Directive: Write out each line from the data below that includes the word "Rate".

Chart and figure data:
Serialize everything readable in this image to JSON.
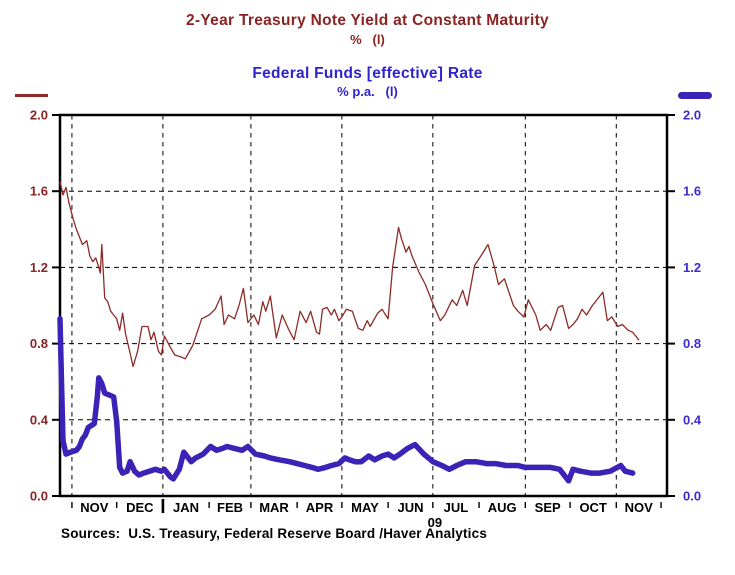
{
  "header": {
    "series1_title": "2-Year Treasury Note Yield at Constant Maturity",
    "series1_subtitle": "%   (l)",
    "series2_title": "Federal Funds [effective] Rate",
    "series2_subtitle": "% p.a.   (l)",
    "title1_color": "#8B2323",
    "title2_color": "#2E24CE"
  },
  "footer": {
    "sources": "Sources:  U.S. Treasury, Federal Reserve Board /Haver Analytics"
  },
  "chart_data": {
    "type": "line",
    "title": "2-Year Treasury Note Yield at Constant Maturity / Federal Funds [effective] Rate",
    "xlabel": "",
    "ylabel": "%",
    "ylim": [
      0.0,
      2.0
    ],
    "grid": true,
    "y_axis": {
      "ticks": [
        0.0,
        0.4,
        0.8,
        1.2,
        1.6,
        2.0
      ],
      "left_label_color": "#8B2323",
      "right_label_color": "#3A2BD4"
    },
    "x_axis": {
      "domain_start": "2008-10-24",
      "domain_end": "2009-12-05",
      "month_labels": [
        "NOV",
        "DEC",
        "JAN",
        "FEB",
        "MAR",
        "APR",
        "MAY",
        "JUN",
        "JUL",
        "AUG",
        "SEP",
        "OCT",
        "NOV"
      ],
      "month_boundaries": [
        "2008-11-01",
        "2008-12-01",
        "2009-01-01",
        "2009-02-01",
        "2009-03-01",
        "2009-04-01",
        "2009-05-01",
        "2009-06-01",
        "2009-07-01",
        "2009-08-01",
        "2009-09-01",
        "2009-10-01",
        "2009-11-01",
        "2009-12-01"
      ],
      "gridline_dates": [
        "2008-11-01",
        "2009-01-01",
        "2009-03-01",
        "2009-05-01",
        "2009-07-01",
        "2009-09-01",
        "2009-11-01"
      ],
      "year_label": "09",
      "year_label_date": "2009-07-01",
      "year_tick_date": "2009-01-01"
    },
    "series": [
      {
        "name": "2-Year Treasury Note Yield at Constant Maturity",
        "unit": "%",
        "axis": "left",
        "color": "#8E2B26",
        "line_width": 1.3,
        "points": [
          [
            "2008-10-24",
            1.65
          ],
          [
            "2008-10-26",
            1.58
          ],
          [
            "2008-10-28",
            1.62
          ],
          [
            "2008-10-30",
            1.54
          ],
          [
            "2008-11-02",
            1.45
          ],
          [
            "2008-11-04",
            1.4
          ],
          [
            "2008-11-06",
            1.36
          ],
          [
            "2008-11-08",
            1.32
          ],
          [
            "2008-11-11",
            1.34
          ],
          [
            "2008-11-13",
            1.26
          ],
          [
            "2008-11-15",
            1.23
          ],
          [
            "2008-11-17",
            1.25
          ],
          [
            "2008-11-19",
            1.2
          ],
          [
            "2008-11-20",
            1.17
          ],
          [
            "2008-11-21",
            1.32
          ],
          [
            "2008-11-23",
            1.04
          ],
          [
            "2008-11-25",
            1.02
          ],
          [
            "2008-11-27",
            0.97
          ],
          [
            "2008-11-29",
            0.95
          ],
          [
            "2008-12-01",
            0.93
          ],
          [
            "2008-12-03",
            0.87
          ],
          [
            "2008-12-05",
            0.96
          ],
          [
            "2008-12-07",
            0.85
          ],
          [
            "2008-12-10",
            0.75
          ],
          [
            "2008-12-12",
            0.68
          ],
          [
            "2008-12-15",
            0.76
          ],
          [
            "2008-12-18",
            0.89
          ],
          [
            "2008-12-22",
            0.89
          ],
          [
            "2008-12-24",
            0.82
          ],
          [
            "2008-12-26",
            0.86
          ],
          [
            "2008-12-29",
            0.76
          ],
          [
            "2008-12-31",
            0.74
          ],
          [
            "2009-01-02",
            0.84
          ],
          [
            "2009-01-06",
            0.78
          ],
          [
            "2009-01-09",
            0.74
          ],
          [
            "2009-01-13",
            0.73
          ],
          [
            "2009-01-16",
            0.72
          ],
          [
            "2009-01-21",
            0.79
          ],
          [
            "2009-01-27",
            0.93
          ],
          [
            "2009-02-01",
            0.95
          ],
          [
            "2009-02-05",
            0.98
          ],
          [
            "2009-02-09",
            1.05
          ],
          [
            "2009-02-11",
            0.9
          ],
          [
            "2009-02-14",
            0.95
          ],
          [
            "2009-02-18",
            0.93
          ],
          [
            "2009-02-21",
            1.0
          ],
          [
            "2009-02-24",
            1.09
          ],
          [
            "2009-02-27",
            0.91
          ],
          [
            "2009-03-03",
            0.95
          ],
          [
            "2009-03-06",
            0.9
          ],
          [
            "2009-03-09",
            1.02
          ],
          [
            "2009-03-11",
            0.97
          ],
          [
            "2009-03-14",
            1.05
          ],
          [
            "2009-03-18",
            0.83
          ],
          [
            "2009-03-22",
            0.95
          ],
          [
            "2009-03-26",
            0.88
          ],
          [
            "2009-03-30",
            0.82
          ],
          [
            "2009-04-03",
            0.97
          ],
          [
            "2009-04-07",
            0.91
          ],
          [
            "2009-04-10",
            0.97
          ],
          [
            "2009-04-14",
            0.86
          ],
          [
            "2009-04-16",
            0.85
          ],
          [
            "2009-04-18",
            0.98
          ],
          [
            "2009-04-21",
            0.99
          ],
          [
            "2009-04-24",
            0.95
          ],
          [
            "2009-04-26",
            0.98
          ],
          [
            "2009-04-29",
            0.92
          ],
          [
            "2009-05-01",
            0.94
          ],
          [
            "2009-05-04",
            0.98
          ],
          [
            "2009-05-08",
            0.97
          ],
          [
            "2009-05-12",
            0.88
          ],
          [
            "2009-05-15",
            0.87
          ],
          [
            "2009-05-18",
            0.92
          ],
          [
            "2009-05-20",
            0.89
          ],
          [
            "2009-05-25",
            0.96
          ],
          [
            "2009-05-28",
            0.98
          ],
          [
            "2009-06-01",
            0.93
          ],
          [
            "2009-06-04",
            1.2
          ],
          [
            "2009-06-08",
            1.41
          ],
          [
            "2009-06-10",
            1.35
          ],
          [
            "2009-06-13",
            1.28
          ],
          [
            "2009-06-15",
            1.31
          ],
          [
            "2009-06-17",
            1.26
          ],
          [
            "2009-06-22",
            1.17
          ],
          [
            "2009-06-26",
            1.11
          ],
          [
            "2009-07-01",
            1.01
          ],
          [
            "2009-07-06",
            0.92
          ],
          [
            "2009-07-09",
            0.95
          ],
          [
            "2009-07-14",
            1.03
          ],
          [
            "2009-07-17",
            1.0
          ],
          [
            "2009-07-21",
            1.08
          ],
          [
            "2009-07-24",
            1.0
          ],
          [
            "2009-07-29",
            1.21
          ],
          [
            "2009-08-03",
            1.27
          ],
          [
            "2009-08-07",
            1.32
          ],
          [
            "2009-08-11",
            1.21
          ],
          [
            "2009-08-14",
            1.11
          ],
          [
            "2009-08-18",
            1.14
          ],
          [
            "2009-08-24",
            1.0
          ],
          [
            "2009-08-27",
            0.97
          ],
          [
            "2009-08-31",
            0.94
          ],
          [
            "2009-09-03",
            1.03
          ],
          [
            "2009-09-08",
            0.95
          ],
          [
            "2009-09-11",
            0.87
          ],
          [
            "2009-09-15",
            0.9
          ],
          [
            "2009-09-18",
            0.87
          ],
          [
            "2009-09-23",
            0.99
          ],
          [
            "2009-09-26",
            1.0
          ],
          [
            "2009-09-30",
            0.88
          ],
          [
            "2009-10-03",
            0.9
          ],
          [
            "2009-10-06",
            0.93
          ],
          [
            "2009-10-09",
            0.98
          ],
          [
            "2009-10-12",
            0.95
          ],
          [
            "2009-10-16",
            1.0
          ],
          [
            "2009-10-20",
            1.04
          ],
          [
            "2009-10-23",
            1.07
          ],
          [
            "2009-10-26",
            0.92
          ],
          [
            "2009-10-29",
            0.94
          ],
          [
            "2009-11-02",
            0.89
          ],
          [
            "2009-11-05",
            0.9
          ],
          [
            "2009-11-09",
            0.87
          ],
          [
            "2009-11-12",
            0.86
          ],
          [
            "2009-11-16",
            0.82
          ]
        ]
      },
      {
        "name": "Federal Funds [effective] Rate",
        "unit": "% p.a.",
        "axis": "left",
        "color": "#3D22B8",
        "line_width": 5.5,
        "points": [
          [
            "2008-10-24",
            0.93
          ],
          [
            "2008-10-25",
            0.6
          ],
          [
            "2008-10-26",
            0.29
          ],
          [
            "2008-10-28",
            0.22
          ],
          [
            "2008-10-31",
            0.23
          ],
          [
            "2008-11-04",
            0.24
          ],
          [
            "2008-11-06",
            0.26
          ],
          [
            "2008-11-08",
            0.3
          ],
          [
            "2008-11-10",
            0.32
          ],
          [
            "2008-11-12",
            0.36
          ],
          [
            "2008-11-14",
            0.37
          ],
          [
            "2008-11-16",
            0.38
          ],
          [
            "2008-11-18",
            0.52
          ],
          [
            "2008-11-19",
            0.62
          ],
          [
            "2008-11-21",
            0.59
          ],
          [
            "2008-11-23",
            0.54
          ],
          [
            "2008-11-26",
            0.53
          ],
          [
            "2008-11-29",
            0.52
          ],
          [
            "2008-12-01",
            0.39
          ],
          [
            "2008-12-03",
            0.15
          ],
          [
            "2008-12-05",
            0.12
          ],
          [
            "2008-12-08",
            0.13
          ],
          [
            "2008-12-10",
            0.18
          ],
          [
            "2008-12-13",
            0.13
          ],
          [
            "2008-12-16",
            0.11
          ],
          [
            "2008-12-19",
            0.12
          ],
          [
            "2008-12-23",
            0.13
          ],
          [
            "2008-12-27",
            0.14
          ],
          [
            "2008-12-31",
            0.13
          ],
          [
            "2009-01-02",
            0.14
          ],
          [
            "2009-01-06",
            0.1
          ],
          [
            "2009-01-08",
            0.09
          ],
          [
            "2009-01-12",
            0.14
          ],
          [
            "2009-01-15",
            0.23
          ],
          [
            "2009-01-20",
            0.18
          ],
          [
            "2009-01-23",
            0.2
          ],
          [
            "2009-01-28",
            0.22
          ],
          [
            "2009-02-02",
            0.26
          ],
          [
            "2009-02-06",
            0.24
          ],
          [
            "2009-02-10",
            0.25
          ],
          [
            "2009-02-13",
            0.26
          ],
          [
            "2009-02-18",
            0.25
          ],
          [
            "2009-02-23",
            0.24
          ],
          [
            "2009-02-27",
            0.26
          ],
          [
            "2009-03-04",
            0.22
          ],
          [
            "2009-03-10",
            0.21
          ],
          [
            "2009-03-14",
            0.2
          ],
          [
            "2009-03-20",
            0.19
          ],
          [
            "2009-03-27",
            0.18
          ],
          [
            "2009-04-01",
            0.17
          ],
          [
            "2009-04-06",
            0.16
          ],
          [
            "2009-04-11",
            0.15
          ],
          [
            "2009-04-15",
            0.14
          ],
          [
            "2009-04-20",
            0.15
          ],
          [
            "2009-04-24",
            0.16
          ],
          [
            "2009-04-29",
            0.17
          ],
          [
            "2009-05-03",
            0.2
          ],
          [
            "2009-05-06",
            0.19
          ],
          [
            "2009-05-10",
            0.18
          ],
          [
            "2009-05-14",
            0.18
          ],
          [
            "2009-05-19",
            0.21
          ],
          [
            "2009-05-23",
            0.19
          ],
          [
            "2009-05-28",
            0.21
          ],
          [
            "2009-06-01",
            0.22
          ],
          [
            "2009-06-05",
            0.2
          ],
          [
            "2009-06-09",
            0.22
          ],
          [
            "2009-06-14",
            0.25
          ],
          [
            "2009-06-19",
            0.27
          ],
          [
            "2009-06-25",
            0.22
          ],
          [
            "2009-07-01",
            0.18
          ],
          [
            "2009-07-07",
            0.16
          ],
          [
            "2009-07-12",
            0.14
          ],
          [
            "2009-07-17",
            0.16
          ],
          [
            "2009-07-23",
            0.18
          ],
          [
            "2009-07-30",
            0.18
          ],
          [
            "2009-08-06",
            0.17
          ],
          [
            "2009-08-12",
            0.17
          ],
          [
            "2009-08-19",
            0.16
          ],
          [
            "2009-08-27",
            0.16
          ],
          [
            "2009-09-01",
            0.15
          ],
          [
            "2009-09-08",
            0.15
          ],
          [
            "2009-09-14",
            0.15
          ],
          [
            "2009-09-18",
            0.15
          ],
          [
            "2009-09-24",
            0.14
          ],
          [
            "2009-09-30",
            0.08
          ],
          [
            "2009-10-03",
            0.14
          ],
          [
            "2009-10-08",
            0.13
          ],
          [
            "2009-10-15",
            0.12
          ],
          [
            "2009-10-21",
            0.12
          ],
          [
            "2009-10-28",
            0.13
          ],
          [
            "2009-11-04",
            0.16
          ],
          [
            "2009-11-07",
            0.13
          ],
          [
            "2009-11-12",
            0.12
          ]
        ]
      }
    ]
  }
}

Final result:
    "series2_title": "Federal Funds [effective] Rate",
    "title": "2-Year Treasury Note Yield at Constant Maturity / Federal Funds [effective] Rate",
        "name": "Federal Funds [effective] Rate",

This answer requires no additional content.